»»

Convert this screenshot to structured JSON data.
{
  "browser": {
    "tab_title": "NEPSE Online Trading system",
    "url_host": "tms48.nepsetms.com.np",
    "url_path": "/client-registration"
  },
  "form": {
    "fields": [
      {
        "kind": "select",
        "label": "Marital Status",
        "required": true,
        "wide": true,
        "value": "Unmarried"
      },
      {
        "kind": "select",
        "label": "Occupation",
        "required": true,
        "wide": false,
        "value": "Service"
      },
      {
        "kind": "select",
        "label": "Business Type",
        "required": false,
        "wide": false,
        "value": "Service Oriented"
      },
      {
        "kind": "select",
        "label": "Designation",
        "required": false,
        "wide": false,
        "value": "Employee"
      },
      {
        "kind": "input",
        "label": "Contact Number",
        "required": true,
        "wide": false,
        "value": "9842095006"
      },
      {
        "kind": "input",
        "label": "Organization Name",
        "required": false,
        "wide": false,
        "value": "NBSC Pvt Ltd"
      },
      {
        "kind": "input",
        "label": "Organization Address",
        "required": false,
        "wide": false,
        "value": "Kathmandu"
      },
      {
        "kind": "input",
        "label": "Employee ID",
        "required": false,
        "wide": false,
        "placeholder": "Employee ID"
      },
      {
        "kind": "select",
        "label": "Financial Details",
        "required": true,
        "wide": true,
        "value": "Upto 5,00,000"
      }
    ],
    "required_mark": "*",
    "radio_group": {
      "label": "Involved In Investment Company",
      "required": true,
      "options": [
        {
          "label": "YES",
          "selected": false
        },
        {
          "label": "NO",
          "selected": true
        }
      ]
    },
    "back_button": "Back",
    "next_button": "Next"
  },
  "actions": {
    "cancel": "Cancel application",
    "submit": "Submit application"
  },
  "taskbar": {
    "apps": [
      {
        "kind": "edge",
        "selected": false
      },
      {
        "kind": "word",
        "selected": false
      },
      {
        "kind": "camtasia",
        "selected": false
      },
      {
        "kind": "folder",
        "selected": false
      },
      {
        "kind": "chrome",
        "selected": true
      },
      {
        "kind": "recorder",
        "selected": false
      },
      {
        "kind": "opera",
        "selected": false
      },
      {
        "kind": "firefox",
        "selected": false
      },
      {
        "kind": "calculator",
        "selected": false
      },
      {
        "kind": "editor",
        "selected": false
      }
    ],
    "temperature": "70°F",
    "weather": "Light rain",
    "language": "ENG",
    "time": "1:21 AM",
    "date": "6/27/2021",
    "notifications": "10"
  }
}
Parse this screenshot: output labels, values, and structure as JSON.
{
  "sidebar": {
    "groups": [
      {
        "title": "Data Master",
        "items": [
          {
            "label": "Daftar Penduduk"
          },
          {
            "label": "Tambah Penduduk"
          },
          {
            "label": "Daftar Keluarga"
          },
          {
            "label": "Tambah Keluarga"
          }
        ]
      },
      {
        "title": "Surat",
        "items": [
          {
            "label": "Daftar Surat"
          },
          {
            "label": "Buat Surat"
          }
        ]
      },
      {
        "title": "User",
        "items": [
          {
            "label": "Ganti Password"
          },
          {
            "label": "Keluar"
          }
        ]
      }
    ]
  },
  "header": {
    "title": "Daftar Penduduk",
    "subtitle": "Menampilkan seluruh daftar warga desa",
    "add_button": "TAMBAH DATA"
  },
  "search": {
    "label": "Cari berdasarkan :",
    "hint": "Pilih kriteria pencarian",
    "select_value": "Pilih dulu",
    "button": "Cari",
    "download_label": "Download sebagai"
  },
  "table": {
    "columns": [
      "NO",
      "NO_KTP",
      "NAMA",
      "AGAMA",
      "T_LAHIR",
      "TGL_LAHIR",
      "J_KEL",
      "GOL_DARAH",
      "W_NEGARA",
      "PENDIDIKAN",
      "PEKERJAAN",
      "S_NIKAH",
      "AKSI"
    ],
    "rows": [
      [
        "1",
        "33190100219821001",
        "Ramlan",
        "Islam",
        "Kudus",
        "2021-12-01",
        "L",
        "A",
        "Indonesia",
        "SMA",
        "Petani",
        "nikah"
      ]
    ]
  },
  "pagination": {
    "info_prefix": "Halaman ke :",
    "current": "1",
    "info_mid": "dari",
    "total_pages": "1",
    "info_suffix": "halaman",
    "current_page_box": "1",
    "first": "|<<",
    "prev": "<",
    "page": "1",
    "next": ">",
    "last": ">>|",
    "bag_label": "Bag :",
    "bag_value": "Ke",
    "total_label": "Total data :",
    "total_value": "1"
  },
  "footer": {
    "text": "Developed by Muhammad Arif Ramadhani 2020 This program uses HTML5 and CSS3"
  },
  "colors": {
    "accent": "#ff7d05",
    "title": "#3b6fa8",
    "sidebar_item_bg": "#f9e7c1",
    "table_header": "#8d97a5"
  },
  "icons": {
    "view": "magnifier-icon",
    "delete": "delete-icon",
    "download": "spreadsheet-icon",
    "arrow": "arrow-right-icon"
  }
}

««
»»

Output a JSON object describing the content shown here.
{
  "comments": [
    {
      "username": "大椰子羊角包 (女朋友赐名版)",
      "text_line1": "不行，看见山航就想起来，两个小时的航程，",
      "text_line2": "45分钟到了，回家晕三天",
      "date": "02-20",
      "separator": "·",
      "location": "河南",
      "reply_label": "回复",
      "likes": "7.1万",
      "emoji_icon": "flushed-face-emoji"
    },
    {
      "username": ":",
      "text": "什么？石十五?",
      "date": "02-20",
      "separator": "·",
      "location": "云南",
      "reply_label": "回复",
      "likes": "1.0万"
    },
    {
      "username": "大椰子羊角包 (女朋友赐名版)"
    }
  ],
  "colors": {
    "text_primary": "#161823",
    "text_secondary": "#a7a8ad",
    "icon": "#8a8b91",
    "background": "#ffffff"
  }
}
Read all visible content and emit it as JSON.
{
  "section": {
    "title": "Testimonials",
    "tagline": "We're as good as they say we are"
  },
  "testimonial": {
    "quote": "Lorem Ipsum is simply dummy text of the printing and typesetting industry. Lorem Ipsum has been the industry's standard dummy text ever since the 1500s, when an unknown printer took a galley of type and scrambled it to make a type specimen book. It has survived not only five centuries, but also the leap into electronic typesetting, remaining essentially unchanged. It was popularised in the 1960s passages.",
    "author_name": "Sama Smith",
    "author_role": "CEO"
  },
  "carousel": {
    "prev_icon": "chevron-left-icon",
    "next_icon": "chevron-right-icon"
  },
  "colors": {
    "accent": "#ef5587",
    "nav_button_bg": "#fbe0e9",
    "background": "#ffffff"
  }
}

««

Given request: Pull out all lines from the entries above in which the word "Keluarga" appears.

The solution:
            "label": "Daftar Keluarga"
            "label": "Tambah Keluarga"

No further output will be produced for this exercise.